WHAT NEEDS TO BE DONE:
After checking the listing below, say how many of its lines contain the string "xlabel". Only the number is needed.

DATA EXTRACT:
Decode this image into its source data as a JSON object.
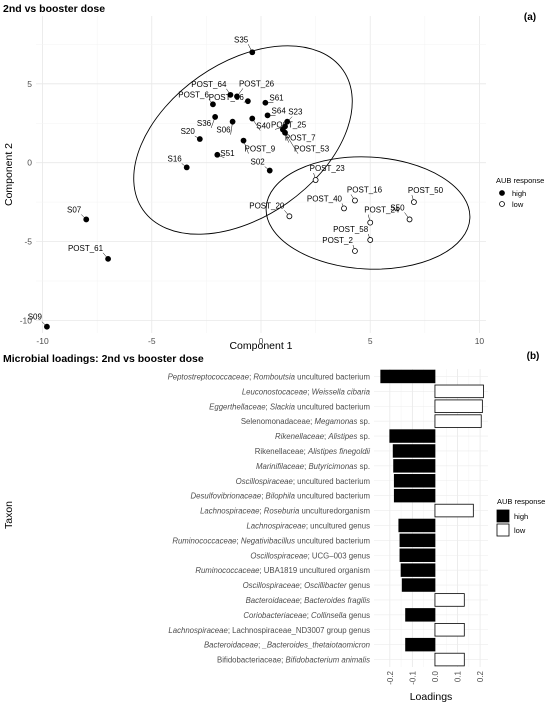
{
  "chart_data": [
    {
      "type": "scatter",
      "panel_label": "(a)",
      "title": "2nd vs booster dose",
      "xlabel": "Component 1",
      "ylabel": "Component 2",
      "xlim": [
        -10.3,
        10.3
      ],
      "ylim": [
        -10.8,
        9.3
      ],
      "xticks": [
        -10,
        -5,
        0,
        5,
        10
      ],
      "yticks": [
        -10,
        -5,
        0,
        5
      ],
      "grid": true,
      "legend": {
        "title": "AUB response",
        "position": "right",
        "entries": [
          {
            "label": "high",
            "filled": true
          },
          {
            "label": "low",
            "filled": false
          }
        ]
      },
      "series": [
        {
          "name": "high",
          "filled": true,
          "points": [
            {
              "label": "S35",
              "x": -0.4,
              "y": 7.0
            },
            {
              "label": "POST_64",
              "x": -1.4,
              "y": 4.3
            },
            {
              "label": "POST_26",
              "x": -1.1,
              "y": 4.2
            },
            {
              "label": "POST_6",
              "x": -2.2,
              "y": 3.7
            },
            {
              "label": "POST_36",
              "x": -0.6,
              "y": 3.9
            },
            {
              "label": "S61",
              "x": 0.2,
              "y": 3.8
            },
            {
              "label": "S64",
              "x": 0.3,
              "y": 3.0
            },
            {
              "label": "S23",
              "x": 1.2,
              "y": 2.6
            },
            {
              "label": "POST_25",
              "x": 1.1,
              "y": 2.3
            },
            {
              "label": "S36",
              "x": -2.1,
              "y": 2.9
            },
            {
              "label": "S06",
              "x": -1.3,
              "y": 2.6
            },
            {
              "label": "S40",
              "x": -0.4,
              "y": 2.8
            },
            {
              "label": "POST_7",
              "x": 1.0,
              "y": 2.1
            },
            {
              "label": "S20",
              "x": -2.8,
              "y": 1.5
            },
            {
              "label": "POST_9",
              "x": -0.8,
              "y": 1.4
            },
            {
              "label": "POST_53",
              "x": 1.1,
              "y": 1.9
            },
            {
              "label": "S51",
              "x": -2.0,
              "y": 0.5
            },
            {
              "label": "S16",
              "x": -3.4,
              "y": -0.3
            },
            {
              "label": "S02",
              "x": 0.4,
              "y": -0.5
            },
            {
              "label": "S07",
              "x": -8.0,
              "y": -3.6
            },
            {
              "label": "POST_61",
              "x": -7.0,
              "y": -6.1
            },
            {
              "label": "S09",
              "x": -9.8,
              "y": -10.4
            }
          ]
        },
        {
          "name": "low",
          "filled": false,
          "points": [
            {
              "label": "POST_23",
              "x": 2.5,
              "y": -1.1
            },
            {
              "label": "POST_16",
              "x": 4.3,
              "y": -2.4
            },
            {
              "label": "POST_40",
              "x": 3.8,
              "y": -2.9
            },
            {
              "label": "POST_50",
              "x": 7.0,
              "y": -2.5
            },
            {
              "label": "POST_20",
              "x": 1.3,
              "y": -3.4
            },
            {
              "label": "POST_24",
              "x": 5.0,
              "y": -3.8
            },
            {
              "label": "S50",
              "x": 6.8,
              "y": -3.6
            },
            {
              "label": "POST_58",
              "x": 5.0,
              "y": -4.9
            },
            {
              "label": "POST_2",
              "x": 4.3,
              "y": -5.6
            }
          ]
        }
      ]
    },
    {
      "type": "bar",
      "orientation": "horizontal",
      "panel_label": "(b)",
      "title": "Microbial loadings: 2nd vs booster dose",
      "xlabel": "Loadings",
      "ylabel": "Taxon",
      "xlim": [
        -0.27,
        0.235
      ],
      "xticks": [
        -0.2,
        -0.1,
        0.0,
        0.1,
        0.2
      ],
      "xtick_labels": [
        "-0.2",
        "-0.1",
        "0.0",
        "0.1",
        "0.2"
      ],
      "grid": true,
      "legend": {
        "title": "AUB response",
        "position": "right",
        "entries": [
          {
            "label": "high",
            "filled": true
          },
          {
            "label": "low",
            "filled": false
          }
        ]
      },
      "bars": [
        {
          "parts": [
            {
              "t": "Peptostreptococcaceae",
              "i": true
            },
            {
              "t": "; ",
              "i": false
            },
            {
              "t": "Romboutsia",
              "i": true
            },
            {
              "t": " uncultured bacterium",
              "i": false
            }
          ],
          "value": -0.24,
          "group": "high"
        },
        {
          "parts": [
            {
              "t": "Leuconostocaceae",
              "i": true
            },
            {
              "t": "; ",
              "i": false
            },
            {
              "t": "Weissella cibaria",
              "i": true
            }
          ],
          "value": 0.215,
          "group": "low"
        },
        {
          "parts": [
            {
              "t": "Eggerthellaceae",
              "i": true
            },
            {
              "t": "; ",
              "i": false
            },
            {
              "t": "Slackia",
              "i": true
            },
            {
              "t": " uncultured bacterium",
              "i": false
            }
          ],
          "value": 0.21,
          "group": "low"
        },
        {
          "parts": [
            {
              "t": "Selenomonadaceae; ",
              "i": false
            },
            {
              "t": "Megamonas",
              "i": true
            },
            {
              "t": " sp.",
              "i": false
            }
          ],
          "value": 0.205,
          "group": "low"
        },
        {
          "parts": [
            {
              "t": "Rikenellaceae",
              "i": true
            },
            {
              "t": "; ",
              "i": false
            },
            {
              "t": "Alistipes",
              "i": true
            },
            {
              "t": " sp.",
              "i": false
            }
          ],
          "value": -0.2,
          "group": "high"
        },
        {
          "parts": [
            {
              "t": "Rikenellaceae; ",
              "i": false
            },
            {
              "t": "Alistipes finegoldii",
              "i": true
            }
          ],
          "value": -0.185,
          "group": "high"
        },
        {
          "parts": [
            {
              "t": "Marinifilaceae",
              "i": true
            },
            {
              "t": "; ",
              "i": false
            },
            {
              "t": "Butyricimonas",
              "i": true
            },
            {
              "t": " sp.",
              "i": false
            }
          ],
          "value": -0.183,
          "group": "high"
        },
        {
          "parts": [
            {
              "t": "Oscillospiraceae",
              "i": true
            },
            {
              "t": "; uncultured bacterium",
              "i": false
            }
          ],
          "value": -0.18,
          "group": "high"
        },
        {
          "parts": [
            {
              "t": "Desulfovibrionaceae",
              "i": true
            },
            {
              "t": "; ",
              "i": false
            },
            {
              "t": "Bilophila",
              "i": true
            },
            {
              "t": " uncultured bacterium",
              "i": false
            }
          ],
          "value": -0.18,
          "group": "high"
        },
        {
          "parts": [
            {
              "t": "Lachnospiraceae",
              "i": true
            },
            {
              "t": "; ",
              "i": false
            },
            {
              "t": "Roseburia",
              "i": true
            },
            {
              "t": " unculturedorganism",
              "i": false
            }
          ],
          "value": 0.17,
          "group": "low"
        },
        {
          "parts": [
            {
              "t": "Lachnospiraceae",
              "i": true
            },
            {
              "t": "; uncultured genus",
              "i": false
            }
          ],
          "value": -0.16,
          "group": "high"
        },
        {
          "parts": [
            {
              "t": "Ruminococcaceae",
              "i": true
            },
            {
              "t": "; ",
              "i": false
            },
            {
              "t": "Negativibacillus",
              "i": true
            },
            {
              "t": " uncultured bacterium",
              "i": false
            }
          ],
          "value": -0.155,
          "group": "high"
        },
        {
          "parts": [
            {
              "t": "Oscillospiraceae",
              "i": true
            },
            {
              "t": "; UCG–003 genus",
              "i": false
            }
          ],
          "value": -0.155,
          "group": "high"
        },
        {
          "parts": [
            {
              "t": "Ruminococcaceae",
              "i": true
            },
            {
              "t": "; UBA1819 uncultured organism",
              "i": false
            }
          ],
          "value": -0.15,
          "group": "high"
        },
        {
          "parts": [
            {
              "t": "Oscillospiraceae",
              "i": true
            },
            {
              "t": "; ",
              "i": false
            },
            {
              "t": "Oscillibacter",
              "i": true
            },
            {
              "t": " genus",
              "i": false
            }
          ],
          "value": -0.145,
          "group": "high"
        },
        {
          "parts": [
            {
              "t": "Bacteroidaceae",
              "i": true
            },
            {
              "t": "; ",
              "i": false
            },
            {
              "t": "Bacteroides fragilis",
              "i": true
            }
          ],
          "value": 0.13,
          "group": "low"
        },
        {
          "parts": [
            {
              "t": "Coriobacteriaceae",
              "i": true
            },
            {
              "t": "; ",
              "i": false
            },
            {
              "t": "Collinsella",
              "i": true
            },
            {
              "t": " genus",
              "i": false
            }
          ],
          "value": -0.13,
          "group": "high"
        },
        {
          "parts": [
            {
              "t": "Lachnospiraceae",
              "i": true
            },
            {
              "t": "; Lachnospiraceae_ND3007 group genus",
              "i": false
            }
          ],
          "value": 0.13,
          "group": "low"
        },
        {
          "parts": [
            {
              "t": "Bacteroidaceae",
              "i": true
            },
            {
              "t": "; ",
              "i": false
            },
            {
              "t": "_Bacteroides_thetaiotaomicron",
              "i": true
            }
          ],
          "value": -0.13,
          "group": "high"
        },
        {
          "parts": [
            {
              "t": "Bifidobacteriaceae; ",
              "i": false
            },
            {
              "t": "Bifidobacterium animalis",
              "i": true
            }
          ],
          "value": 0.13,
          "group": "low"
        }
      ]
    }
  ]
}
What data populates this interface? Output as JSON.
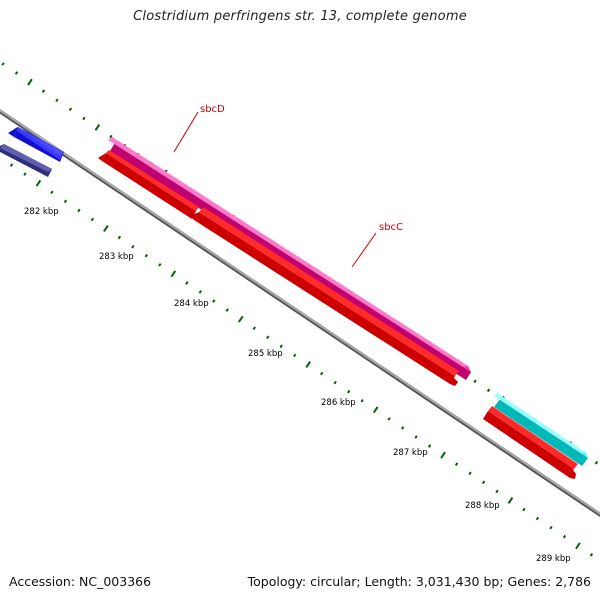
{
  "title": "Clostridium perfringens str. 13, complete genome",
  "footer": {
    "accession": "Accession: NC_003366",
    "summary": "Topology: circular; Length: 3,031,430 bp; Genes: 2,786"
  },
  "axis": {
    "ticks": [
      {
        "kbp": 282,
        "label": "282 kbp"
      },
      {
        "kbp": 283,
        "label": "283 kbp"
      },
      {
        "kbp": 284,
        "label": "284 kbp"
      },
      {
        "kbp": 285,
        "label": "285 kbp"
      },
      {
        "kbp": 286,
        "label": "286 kbp"
      },
      {
        "kbp": 287,
        "label": "287 kbp"
      },
      {
        "kbp": 288,
        "label": "288 kbp"
      },
      {
        "kbp": 289,
        "label": "289 kbp"
      }
    ]
  },
  "gene_labels": [
    {
      "name": "sbcD"
    },
    {
      "name": "sbcC"
    }
  ],
  "features": [
    {
      "id": "blue-gene",
      "color": "#1a1af0",
      "strand": "forward"
    },
    {
      "id": "navy-gene",
      "color": "#3a3a8e",
      "strand": "forward"
    },
    {
      "id": "sbcD",
      "color": "#ff1a9c",
      "strand": "forward"
    },
    {
      "id": "red-gene-a",
      "color": "#ff0000",
      "strand": "reverse"
    },
    {
      "id": "sbcC-red",
      "color": "#ff0000",
      "strand": "reverse"
    },
    {
      "id": "cyan-gene",
      "color": "#00f0f0",
      "strand": "forward"
    },
    {
      "id": "red-gene-b",
      "color": "#ff0000",
      "strand": "reverse"
    }
  ],
  "colors": {
    "backbone": "#8c8c8c",
    "tick": "#006400",
    "label": "#cc0000",
    "text": "#000000"
  }
}
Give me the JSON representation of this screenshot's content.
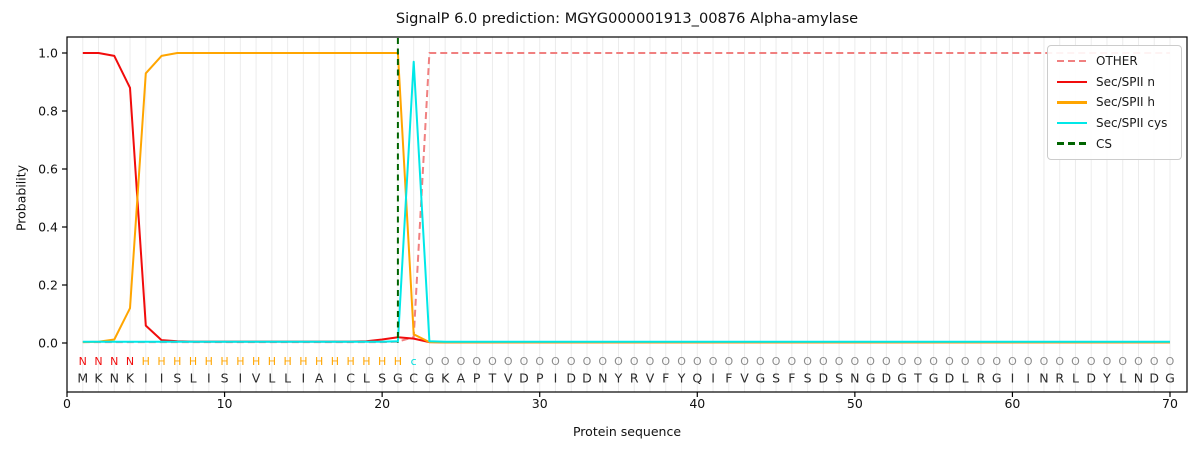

RESULT:
2